→ **DATA ROWS**

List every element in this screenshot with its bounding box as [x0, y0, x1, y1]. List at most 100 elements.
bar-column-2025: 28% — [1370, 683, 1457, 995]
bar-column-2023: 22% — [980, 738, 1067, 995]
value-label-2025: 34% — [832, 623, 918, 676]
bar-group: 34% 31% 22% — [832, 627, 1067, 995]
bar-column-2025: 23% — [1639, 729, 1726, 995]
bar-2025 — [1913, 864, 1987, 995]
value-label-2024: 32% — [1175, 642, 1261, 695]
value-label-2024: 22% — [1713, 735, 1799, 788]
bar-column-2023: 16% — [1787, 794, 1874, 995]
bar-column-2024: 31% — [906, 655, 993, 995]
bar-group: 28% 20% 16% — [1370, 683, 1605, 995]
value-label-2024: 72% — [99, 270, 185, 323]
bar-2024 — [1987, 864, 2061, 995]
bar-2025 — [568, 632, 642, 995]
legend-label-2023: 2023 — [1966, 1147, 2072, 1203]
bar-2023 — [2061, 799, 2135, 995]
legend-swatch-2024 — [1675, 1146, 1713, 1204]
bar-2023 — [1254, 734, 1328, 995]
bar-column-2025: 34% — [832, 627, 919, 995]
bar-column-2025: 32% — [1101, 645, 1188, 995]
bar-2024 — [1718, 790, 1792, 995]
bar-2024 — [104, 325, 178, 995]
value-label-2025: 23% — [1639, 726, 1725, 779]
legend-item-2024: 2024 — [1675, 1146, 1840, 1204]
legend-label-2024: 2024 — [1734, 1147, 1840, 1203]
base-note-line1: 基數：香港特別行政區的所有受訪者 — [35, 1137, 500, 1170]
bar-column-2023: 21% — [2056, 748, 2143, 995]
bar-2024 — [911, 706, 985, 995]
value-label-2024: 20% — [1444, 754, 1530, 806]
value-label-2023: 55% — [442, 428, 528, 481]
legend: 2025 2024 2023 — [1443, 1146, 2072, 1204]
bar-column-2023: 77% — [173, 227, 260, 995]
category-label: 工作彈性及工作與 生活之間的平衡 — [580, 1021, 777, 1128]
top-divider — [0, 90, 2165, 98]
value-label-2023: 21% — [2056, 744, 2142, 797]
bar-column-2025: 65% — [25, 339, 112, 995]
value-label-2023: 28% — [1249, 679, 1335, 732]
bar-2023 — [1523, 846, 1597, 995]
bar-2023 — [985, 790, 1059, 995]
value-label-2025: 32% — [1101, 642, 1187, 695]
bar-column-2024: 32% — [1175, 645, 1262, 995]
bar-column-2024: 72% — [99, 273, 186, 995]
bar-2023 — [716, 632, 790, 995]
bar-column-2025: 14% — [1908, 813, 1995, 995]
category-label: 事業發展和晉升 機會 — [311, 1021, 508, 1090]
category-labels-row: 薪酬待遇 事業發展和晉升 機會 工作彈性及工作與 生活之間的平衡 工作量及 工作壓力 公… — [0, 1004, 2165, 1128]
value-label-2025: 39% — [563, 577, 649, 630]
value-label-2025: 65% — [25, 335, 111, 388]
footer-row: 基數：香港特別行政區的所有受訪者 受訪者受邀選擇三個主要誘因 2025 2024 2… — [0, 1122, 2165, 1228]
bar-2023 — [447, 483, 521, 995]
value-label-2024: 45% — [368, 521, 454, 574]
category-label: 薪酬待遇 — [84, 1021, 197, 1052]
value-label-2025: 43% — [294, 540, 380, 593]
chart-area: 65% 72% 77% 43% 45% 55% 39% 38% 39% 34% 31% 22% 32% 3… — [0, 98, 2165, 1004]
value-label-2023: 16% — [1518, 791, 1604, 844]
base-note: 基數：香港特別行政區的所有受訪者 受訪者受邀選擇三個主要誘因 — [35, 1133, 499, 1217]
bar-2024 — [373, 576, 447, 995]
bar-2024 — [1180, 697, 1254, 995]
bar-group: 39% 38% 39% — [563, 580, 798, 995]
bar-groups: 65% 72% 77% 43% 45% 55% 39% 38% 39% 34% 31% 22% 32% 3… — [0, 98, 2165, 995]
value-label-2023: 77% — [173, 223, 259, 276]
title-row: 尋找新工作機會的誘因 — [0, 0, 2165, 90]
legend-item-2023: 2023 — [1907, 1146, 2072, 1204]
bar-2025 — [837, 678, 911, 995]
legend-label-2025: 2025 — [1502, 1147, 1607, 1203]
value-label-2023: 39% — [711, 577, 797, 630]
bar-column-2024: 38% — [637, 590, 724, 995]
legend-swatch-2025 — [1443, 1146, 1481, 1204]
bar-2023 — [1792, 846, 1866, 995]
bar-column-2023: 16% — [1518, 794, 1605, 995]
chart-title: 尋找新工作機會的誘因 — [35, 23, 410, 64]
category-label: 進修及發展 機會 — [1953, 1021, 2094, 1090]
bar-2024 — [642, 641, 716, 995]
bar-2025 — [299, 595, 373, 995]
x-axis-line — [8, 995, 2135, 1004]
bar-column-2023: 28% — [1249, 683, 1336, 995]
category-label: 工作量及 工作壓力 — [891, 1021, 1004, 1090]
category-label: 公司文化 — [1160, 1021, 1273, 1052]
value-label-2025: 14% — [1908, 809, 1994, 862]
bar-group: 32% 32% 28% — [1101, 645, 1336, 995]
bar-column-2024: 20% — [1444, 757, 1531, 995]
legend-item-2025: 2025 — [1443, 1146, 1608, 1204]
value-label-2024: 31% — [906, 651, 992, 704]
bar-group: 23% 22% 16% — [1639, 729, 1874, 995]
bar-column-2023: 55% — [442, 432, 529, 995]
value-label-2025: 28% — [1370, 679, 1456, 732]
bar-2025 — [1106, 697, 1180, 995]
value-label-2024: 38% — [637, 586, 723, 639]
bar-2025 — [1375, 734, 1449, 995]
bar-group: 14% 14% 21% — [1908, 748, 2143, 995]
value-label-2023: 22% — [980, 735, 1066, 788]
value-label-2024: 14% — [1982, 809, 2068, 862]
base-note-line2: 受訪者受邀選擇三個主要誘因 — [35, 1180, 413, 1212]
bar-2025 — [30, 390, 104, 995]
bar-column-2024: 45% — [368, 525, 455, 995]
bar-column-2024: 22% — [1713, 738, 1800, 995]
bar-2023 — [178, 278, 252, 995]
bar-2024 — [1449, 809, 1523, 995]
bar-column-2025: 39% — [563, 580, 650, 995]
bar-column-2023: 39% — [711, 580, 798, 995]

→ **TASK PROMPT**
Write out all of the rows above again, word for word and in the same order.

→ **CORRECT OUTPUT**
List every element in this screenshot with its bounding box as [x0, y0, x1, y1]. List at most 100 elements.
bar-column-2025: 28% — [1370, 683, 1457, 995]
bar-column-2023: 22% — [980, 738, 1067, 995]
value-label-2025: 34% — [832, 623, 918, 676]
bar-group: 34% 31% 22% — [832, 627, 1067, 995]
bar-column-2025: 23% — [1639, 729, 1726, 995]
bar-2025 — [1913, 864, 1987, 995]
value-label-2024: 32% — [1175, 642, 1261, 695]
value-label-2024: 22% — [1713, 735, 1799, 788]
bar-column-2023: 16% — [1787, 794, 1874, 995]
bar-column-2024: 31% — [906, 655, 993, 995]
bar-group: 28% 20% 16% — [1370, 683, 1605, 995]
value-label-2024: 72% — [99, 270, 185, 323]
bar-2024 — [1987, 864, 2061, 995]
bar-2025 — [568, 632, 642, 995]
legend-label-2023: 2023 — [1966, 1147, 2072, 1203]
bar-2023 — [2061, 799, 2135, 995]
legend-swatch-2024 — [1675, 1146, 1713, 1204]
bar-2023 — [1254, 734, 1328, 995]
bar-column-2025: 34% — [832, 627, 919, 995]
bar-column-2025: 32% — [1101, 645, 1188, 995]
bar-2024 — [1718, 790, 1792, 995]
bar-2024 — [104, 325, 178, 995]
value-label-2025: 23% — [1639, 726, 1725, 779]
legend-item-2024: 2024 — [1675, 1146, 1840, 1204]
legend-label-2024: 2024 — [1734, 1147, 1840, 1203]
base-note-line1: 基數：香港特別行政區的所有受訪者 — [35, 1137, 500, 1170]
bar-column-2023: 21% — [2056, 748, 2143, 995]
bar-2024 — [911, 706, 985, 995]
value-label-2024: 20% — [1444, 754, 1530, 806]
value-label-2023: 55% — [442, 428, 528, 481]
legend: 2025 2024 2023 — [1443, 1146, 2072, 1204]
bar-column-2023: 77% — [173, 227, 260, 995]
category-label: 工作彈性及工作與 生活之間的平衡 — [580, 1021, 777, 1128]
top-divider — [0, 90, 2165, 98]
value-label-2023: 21% — [2056, 744, 2142, 797]
bar-column-2025: 65% — [25, 339, 112, 995]
value-label-2023: 28% — [1249, 679, 1335, 732]
bar-2023 — [1523, 846, 1597, 995]
bar-2023 — [985, 790, 1059, 995]
value-label-2025: 32% — [1101, 642, 1187, 695]
bar-column-2024: 32% — [1175, 645, 1262, 995]
bar-column-2024: 72% — [99, 273, 186, 995]
bar-2023 — [716, 632, 790, 995]
bar-column-2025: 14% — [1908, 813, 1995, 995]
category-label: 事業發展和晉升 機會 — [311, 1021, 508, 1090]
category-labels-row: 薪酬待遇 事業發展和晉升 機會 工作彈性及工作與 生活之間的平衡 工作量及 工作壓力 公… — [0, 1004, 2165, 1128]
value-label-2025: 39% — [563, 577, 649, 630]
value-label-2025: 65% — [25, 335, 111, 388]
footer-row: 基數：香港特別行政區的所有受訪者 受訪者受邀選擇三個主要誘因 2025 2024 2… — [0, 1122, 2165, 1228]
bar-2023 — [447, 483, 521, 995]
value-label-2024: 45% — [368, 521, 454, 574]
category-label: 薪酬待遇 — [84, 1021, 197, 1052]
value-label-2025: 43% — [294, 540, 380, 593]
chart-area: 65% 72% 77% 43% 45% 55% 39% 38% 39% 34% 31% 22% 32% 3… — [0, 98, 2165, 1004]
value-label-2023: 16% — [1518, 791, 1604, 844]
base-note: 基數：香港特別行政區的所有受訪者 受訪者受邀選擇三個主要誘因 — [35, 1133, 499, 1217]
bar-2024 — [373, 576, 447, 995]
bar-2024 — [1180, 697, 1254, 995]
bar-group: 39% 38% 39% — [563, 580, 798, 995]
bar-groups: 65% 72% 77% 43% 45% 55% 39% 38% 39% 34% 31% 22% 32% 3… — [0, 98, 2165, 995]
value-label-2023: 77% — [173, 223, 259, 276]
title-row: 尋找新工作機會的誘因 — [0, 0, 2165, 90]
legend-item-2023: 2023 — [1907, 1146, 2072, 1204]
bar-2025 — [837, 678, 911, 995]
legend-label-2025: 2025 — [1502, 1147, 1607, 1203]
value-label-2023: 39% — [711, 577, 797, 630]
bar-column-2024: 38% — [637, 590, 724, 995]
legend-swatch-2025 — [1443, 1146, 1481, 1204]
bar-2023 — [1792, 846, 1866, 995]
bar-column-2023: 16% — [1518, 794, 1605, 995]
chart-title: 尋找新工作機會的誘因 — [35, 23, 410, 64]
category-label: 進修及發展 機會 — [1953, 1021, 2094, 1090]
bar-2024 — [642, 641, 716, 995]
bar-2025 — [299, 595, 373, 995]
x-axis-line — [8, 995, 2135, 1004]
bar-column-2023: 28% — [1249, 683, 1336, 995]
category-label: 工作量及 工作壓力 — [891, 1021, 1004, 1090]
category-label: 公司文化 — [1160, 1021, 1273, 1052]
value-label-2025: 14% — [1908, 809, 1994, 862]
bar-group: 32% 32% 28% — [1101, 645, 1336, 995]
bar-column-2024: 20% — [1444, 757, 1531, 995]
legend-item-2025: 2025 — [1443, 1146, 1608, 1204]
value-label-2024: 31% — [906, 651, 992, 704]
bar-group: 23% 22% 16% — [1639, 729, 1874, 995]
bar-column-2023: 55% — [442, 432, 529, 995]
value-label-2025: 28% — [1370, 679, 1456, 732]
bar-2025 — [1106, 697, 1180, 995]
value-label-2024: 38% — [637, 586, 723, 639]
bar-2025 — [1375, 734, 1449, 995]
bar-group: 14% 14% 21% — [1908, 748, 2143, 995]
value-label-2023: 22% — [980, 735, 1066, 788]
value-label-2024: 14% — [1982, 809, 2068, 862]
base-note-line2: 受訪者受邀選擇三個主要誘因 — [35, 1180, 413, 1212]
bar-2025 — [30, 390, 104, 995]
bar-column-2024: 45% — [368, 525, 455, 995]
bar-column-2024: 22% — [1713, 738, 1800, 995]
bar-2023 — [178, 278, 252, 995]
bar-2024 — [1449, 809, 1523, 995]
bar-column-2025: 39% — [563, 580, 650, 995]
bar-column-2023: 39% — [711, 580, 798, 995]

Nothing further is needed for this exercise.